Required work:
Report every line in the listing below where the string "Monitoring" shows up.

══════════════════════════════

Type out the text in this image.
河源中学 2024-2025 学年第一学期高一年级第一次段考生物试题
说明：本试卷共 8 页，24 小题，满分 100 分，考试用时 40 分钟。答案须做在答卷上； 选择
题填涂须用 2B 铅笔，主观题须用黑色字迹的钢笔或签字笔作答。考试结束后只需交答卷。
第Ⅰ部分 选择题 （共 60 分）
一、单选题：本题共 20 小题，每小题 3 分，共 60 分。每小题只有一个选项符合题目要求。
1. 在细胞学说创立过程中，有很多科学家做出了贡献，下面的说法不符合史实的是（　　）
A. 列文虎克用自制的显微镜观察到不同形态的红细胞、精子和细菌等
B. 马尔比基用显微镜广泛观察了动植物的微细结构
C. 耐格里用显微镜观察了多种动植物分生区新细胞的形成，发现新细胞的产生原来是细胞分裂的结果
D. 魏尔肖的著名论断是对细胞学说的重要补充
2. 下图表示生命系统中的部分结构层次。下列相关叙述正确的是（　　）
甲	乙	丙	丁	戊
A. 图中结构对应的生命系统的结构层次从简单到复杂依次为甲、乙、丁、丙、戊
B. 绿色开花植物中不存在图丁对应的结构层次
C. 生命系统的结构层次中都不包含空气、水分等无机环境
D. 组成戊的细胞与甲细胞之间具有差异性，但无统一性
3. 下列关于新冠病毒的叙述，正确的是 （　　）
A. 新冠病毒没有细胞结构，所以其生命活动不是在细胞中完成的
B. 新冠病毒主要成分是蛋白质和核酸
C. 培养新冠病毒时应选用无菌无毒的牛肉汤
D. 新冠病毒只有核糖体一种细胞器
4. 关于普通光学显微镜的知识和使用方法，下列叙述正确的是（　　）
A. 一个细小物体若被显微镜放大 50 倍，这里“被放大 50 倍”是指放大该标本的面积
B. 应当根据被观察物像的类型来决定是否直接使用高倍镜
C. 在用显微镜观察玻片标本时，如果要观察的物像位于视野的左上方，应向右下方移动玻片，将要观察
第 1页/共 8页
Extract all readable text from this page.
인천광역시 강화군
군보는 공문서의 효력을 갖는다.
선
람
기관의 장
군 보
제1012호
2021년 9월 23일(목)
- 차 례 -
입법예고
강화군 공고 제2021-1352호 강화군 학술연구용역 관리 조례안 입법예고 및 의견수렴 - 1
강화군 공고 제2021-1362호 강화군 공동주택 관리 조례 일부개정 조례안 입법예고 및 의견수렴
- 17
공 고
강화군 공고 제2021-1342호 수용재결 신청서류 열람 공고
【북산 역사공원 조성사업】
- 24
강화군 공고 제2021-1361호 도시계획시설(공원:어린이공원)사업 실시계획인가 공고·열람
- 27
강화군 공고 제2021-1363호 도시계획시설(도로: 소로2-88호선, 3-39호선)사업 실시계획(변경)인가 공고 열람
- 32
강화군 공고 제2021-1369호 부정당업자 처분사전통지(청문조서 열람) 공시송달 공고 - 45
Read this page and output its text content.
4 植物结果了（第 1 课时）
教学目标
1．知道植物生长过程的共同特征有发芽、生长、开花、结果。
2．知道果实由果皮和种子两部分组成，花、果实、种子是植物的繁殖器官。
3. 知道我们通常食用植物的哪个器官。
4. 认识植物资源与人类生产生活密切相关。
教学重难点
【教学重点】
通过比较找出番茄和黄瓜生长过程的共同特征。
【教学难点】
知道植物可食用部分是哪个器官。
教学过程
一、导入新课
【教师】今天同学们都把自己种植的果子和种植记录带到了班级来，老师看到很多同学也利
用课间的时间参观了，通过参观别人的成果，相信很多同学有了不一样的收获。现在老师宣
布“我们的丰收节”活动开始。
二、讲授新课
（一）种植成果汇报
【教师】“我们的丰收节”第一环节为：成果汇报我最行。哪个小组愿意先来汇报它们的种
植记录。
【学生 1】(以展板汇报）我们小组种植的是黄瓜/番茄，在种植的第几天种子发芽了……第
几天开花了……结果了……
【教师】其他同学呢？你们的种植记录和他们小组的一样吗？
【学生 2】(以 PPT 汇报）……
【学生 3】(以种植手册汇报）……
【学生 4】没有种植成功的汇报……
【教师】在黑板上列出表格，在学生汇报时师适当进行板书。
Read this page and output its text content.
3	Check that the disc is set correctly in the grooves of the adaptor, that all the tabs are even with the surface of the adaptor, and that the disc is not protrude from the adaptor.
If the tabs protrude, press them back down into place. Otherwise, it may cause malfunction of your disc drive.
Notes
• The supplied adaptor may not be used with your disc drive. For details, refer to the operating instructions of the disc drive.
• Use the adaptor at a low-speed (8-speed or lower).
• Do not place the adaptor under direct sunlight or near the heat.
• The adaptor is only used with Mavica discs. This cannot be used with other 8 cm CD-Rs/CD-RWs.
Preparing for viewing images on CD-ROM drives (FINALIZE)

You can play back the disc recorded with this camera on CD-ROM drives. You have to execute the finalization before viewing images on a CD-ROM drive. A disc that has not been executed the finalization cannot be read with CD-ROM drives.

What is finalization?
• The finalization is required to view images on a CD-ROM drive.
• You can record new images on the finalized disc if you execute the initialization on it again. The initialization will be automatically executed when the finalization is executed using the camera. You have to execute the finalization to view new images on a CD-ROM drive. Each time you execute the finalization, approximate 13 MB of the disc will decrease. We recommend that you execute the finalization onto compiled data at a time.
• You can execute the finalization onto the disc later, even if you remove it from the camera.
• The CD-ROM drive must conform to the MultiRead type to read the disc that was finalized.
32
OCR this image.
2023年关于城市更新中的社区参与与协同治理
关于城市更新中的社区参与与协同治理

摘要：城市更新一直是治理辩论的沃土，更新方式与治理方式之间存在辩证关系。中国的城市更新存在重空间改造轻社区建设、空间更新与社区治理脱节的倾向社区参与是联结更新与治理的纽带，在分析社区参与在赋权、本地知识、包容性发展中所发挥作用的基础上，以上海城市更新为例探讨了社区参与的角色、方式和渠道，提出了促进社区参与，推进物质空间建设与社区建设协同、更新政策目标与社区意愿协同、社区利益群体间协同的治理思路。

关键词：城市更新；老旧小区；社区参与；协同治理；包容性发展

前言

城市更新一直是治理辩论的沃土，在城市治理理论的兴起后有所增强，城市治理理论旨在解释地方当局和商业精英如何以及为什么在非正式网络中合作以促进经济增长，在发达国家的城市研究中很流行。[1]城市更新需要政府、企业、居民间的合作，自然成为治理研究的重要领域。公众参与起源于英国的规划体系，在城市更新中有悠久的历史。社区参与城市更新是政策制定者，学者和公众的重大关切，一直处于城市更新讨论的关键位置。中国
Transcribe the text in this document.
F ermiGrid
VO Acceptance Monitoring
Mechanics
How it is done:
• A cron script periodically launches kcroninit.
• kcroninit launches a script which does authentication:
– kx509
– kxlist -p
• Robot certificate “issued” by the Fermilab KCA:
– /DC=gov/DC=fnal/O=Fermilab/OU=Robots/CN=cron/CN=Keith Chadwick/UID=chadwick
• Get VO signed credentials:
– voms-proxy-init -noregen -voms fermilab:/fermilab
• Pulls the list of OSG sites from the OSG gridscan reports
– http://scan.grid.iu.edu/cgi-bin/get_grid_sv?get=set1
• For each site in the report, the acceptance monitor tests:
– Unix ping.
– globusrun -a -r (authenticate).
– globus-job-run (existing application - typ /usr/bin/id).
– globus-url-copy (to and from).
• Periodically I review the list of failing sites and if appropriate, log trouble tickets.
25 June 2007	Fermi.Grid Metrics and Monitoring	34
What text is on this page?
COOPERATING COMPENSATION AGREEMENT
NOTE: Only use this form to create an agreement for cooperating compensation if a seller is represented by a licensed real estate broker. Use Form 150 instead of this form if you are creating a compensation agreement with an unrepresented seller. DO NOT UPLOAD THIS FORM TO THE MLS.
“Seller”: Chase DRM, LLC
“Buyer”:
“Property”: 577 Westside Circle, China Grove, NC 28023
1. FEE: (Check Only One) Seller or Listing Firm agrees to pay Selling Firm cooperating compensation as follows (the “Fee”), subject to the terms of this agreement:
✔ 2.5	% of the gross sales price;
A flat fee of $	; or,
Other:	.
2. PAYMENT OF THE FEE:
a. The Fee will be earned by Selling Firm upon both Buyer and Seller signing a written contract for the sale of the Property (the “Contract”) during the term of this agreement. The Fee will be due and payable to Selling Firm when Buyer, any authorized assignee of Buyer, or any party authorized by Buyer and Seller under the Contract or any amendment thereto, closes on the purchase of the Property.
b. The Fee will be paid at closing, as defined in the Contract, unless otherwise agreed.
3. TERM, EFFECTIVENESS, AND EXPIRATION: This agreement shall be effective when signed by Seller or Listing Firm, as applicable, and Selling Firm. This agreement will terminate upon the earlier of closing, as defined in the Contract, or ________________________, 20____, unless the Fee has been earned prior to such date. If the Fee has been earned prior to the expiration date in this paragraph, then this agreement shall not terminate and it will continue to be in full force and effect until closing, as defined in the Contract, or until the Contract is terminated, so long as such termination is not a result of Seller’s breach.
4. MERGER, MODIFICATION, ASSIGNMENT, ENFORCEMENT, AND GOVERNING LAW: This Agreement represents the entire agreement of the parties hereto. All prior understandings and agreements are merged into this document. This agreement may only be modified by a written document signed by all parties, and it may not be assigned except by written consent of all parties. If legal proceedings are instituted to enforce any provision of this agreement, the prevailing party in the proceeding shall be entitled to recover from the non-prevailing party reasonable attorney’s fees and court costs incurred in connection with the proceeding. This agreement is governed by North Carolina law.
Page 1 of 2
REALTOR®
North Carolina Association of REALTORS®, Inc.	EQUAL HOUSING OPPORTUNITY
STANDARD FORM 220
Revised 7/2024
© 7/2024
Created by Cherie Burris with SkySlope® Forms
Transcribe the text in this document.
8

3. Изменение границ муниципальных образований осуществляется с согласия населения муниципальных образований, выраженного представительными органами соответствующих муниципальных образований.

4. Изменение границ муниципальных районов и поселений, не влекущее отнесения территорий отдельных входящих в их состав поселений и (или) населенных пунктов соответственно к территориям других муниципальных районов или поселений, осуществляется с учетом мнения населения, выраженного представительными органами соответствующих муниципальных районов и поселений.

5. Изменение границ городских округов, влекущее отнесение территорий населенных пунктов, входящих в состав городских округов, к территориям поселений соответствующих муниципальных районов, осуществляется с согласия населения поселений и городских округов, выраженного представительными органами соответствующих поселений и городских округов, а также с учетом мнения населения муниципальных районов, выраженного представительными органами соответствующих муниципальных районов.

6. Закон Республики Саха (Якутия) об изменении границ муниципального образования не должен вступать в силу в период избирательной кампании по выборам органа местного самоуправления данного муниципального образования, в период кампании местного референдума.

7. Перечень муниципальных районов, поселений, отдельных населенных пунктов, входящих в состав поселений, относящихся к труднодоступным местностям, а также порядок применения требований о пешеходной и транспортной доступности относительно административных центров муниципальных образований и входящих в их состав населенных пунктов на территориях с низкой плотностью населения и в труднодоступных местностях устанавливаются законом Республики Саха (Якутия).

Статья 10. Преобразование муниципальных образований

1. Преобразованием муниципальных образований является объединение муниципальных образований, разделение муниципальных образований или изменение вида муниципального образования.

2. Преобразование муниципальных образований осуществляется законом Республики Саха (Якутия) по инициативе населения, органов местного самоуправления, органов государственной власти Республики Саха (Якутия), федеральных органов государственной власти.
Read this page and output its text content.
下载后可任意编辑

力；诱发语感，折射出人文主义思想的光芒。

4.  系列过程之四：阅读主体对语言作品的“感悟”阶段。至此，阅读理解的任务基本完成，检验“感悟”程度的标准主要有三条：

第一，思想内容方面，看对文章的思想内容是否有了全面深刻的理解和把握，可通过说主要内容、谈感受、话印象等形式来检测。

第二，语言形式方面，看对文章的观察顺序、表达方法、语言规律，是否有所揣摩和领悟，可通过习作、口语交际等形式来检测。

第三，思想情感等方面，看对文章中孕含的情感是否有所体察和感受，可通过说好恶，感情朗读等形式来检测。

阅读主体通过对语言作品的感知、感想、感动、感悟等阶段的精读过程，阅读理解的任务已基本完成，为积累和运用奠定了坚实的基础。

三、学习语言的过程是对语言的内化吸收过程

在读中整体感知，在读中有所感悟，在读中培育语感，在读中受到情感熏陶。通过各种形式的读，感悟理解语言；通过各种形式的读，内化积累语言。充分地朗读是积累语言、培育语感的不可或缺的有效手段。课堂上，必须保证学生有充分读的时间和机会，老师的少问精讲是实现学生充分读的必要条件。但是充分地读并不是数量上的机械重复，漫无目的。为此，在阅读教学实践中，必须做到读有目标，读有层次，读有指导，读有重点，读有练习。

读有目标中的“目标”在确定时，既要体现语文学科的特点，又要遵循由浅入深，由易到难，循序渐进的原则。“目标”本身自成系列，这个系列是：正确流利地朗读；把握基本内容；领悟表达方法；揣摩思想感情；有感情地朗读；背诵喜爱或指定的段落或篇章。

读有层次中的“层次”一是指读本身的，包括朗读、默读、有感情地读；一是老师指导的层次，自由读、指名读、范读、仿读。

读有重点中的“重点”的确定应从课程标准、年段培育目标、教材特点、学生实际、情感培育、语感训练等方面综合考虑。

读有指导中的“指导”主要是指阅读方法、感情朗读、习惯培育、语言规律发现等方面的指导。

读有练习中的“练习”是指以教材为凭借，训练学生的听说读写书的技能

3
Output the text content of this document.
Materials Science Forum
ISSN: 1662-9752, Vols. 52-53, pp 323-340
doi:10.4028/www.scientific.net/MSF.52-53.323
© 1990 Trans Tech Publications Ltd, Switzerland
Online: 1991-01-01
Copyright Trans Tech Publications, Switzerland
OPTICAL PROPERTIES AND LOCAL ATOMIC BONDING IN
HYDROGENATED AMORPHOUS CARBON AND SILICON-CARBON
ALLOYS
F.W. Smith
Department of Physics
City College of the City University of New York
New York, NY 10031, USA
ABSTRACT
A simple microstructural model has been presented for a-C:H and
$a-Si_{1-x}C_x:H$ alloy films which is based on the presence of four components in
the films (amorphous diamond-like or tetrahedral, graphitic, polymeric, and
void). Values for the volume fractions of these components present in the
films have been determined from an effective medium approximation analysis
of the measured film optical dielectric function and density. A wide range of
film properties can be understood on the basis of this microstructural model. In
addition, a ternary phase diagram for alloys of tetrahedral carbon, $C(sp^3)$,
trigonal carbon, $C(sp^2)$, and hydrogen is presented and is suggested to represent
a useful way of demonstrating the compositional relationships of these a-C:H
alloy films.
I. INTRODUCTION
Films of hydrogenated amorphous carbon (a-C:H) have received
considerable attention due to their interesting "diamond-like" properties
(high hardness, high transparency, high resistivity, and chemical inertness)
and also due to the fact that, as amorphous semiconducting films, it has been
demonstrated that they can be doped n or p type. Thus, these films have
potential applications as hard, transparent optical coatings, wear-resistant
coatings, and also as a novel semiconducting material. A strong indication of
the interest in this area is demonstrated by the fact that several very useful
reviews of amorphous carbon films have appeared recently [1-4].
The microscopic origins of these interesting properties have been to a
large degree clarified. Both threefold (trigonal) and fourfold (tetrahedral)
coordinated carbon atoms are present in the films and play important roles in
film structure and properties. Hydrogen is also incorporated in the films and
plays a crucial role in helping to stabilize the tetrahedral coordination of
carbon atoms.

══════════════════════════════

Output below:
VO Acceptance Monitoring
25 June 2007	Fermi.Grid Metrics and Monitoring	34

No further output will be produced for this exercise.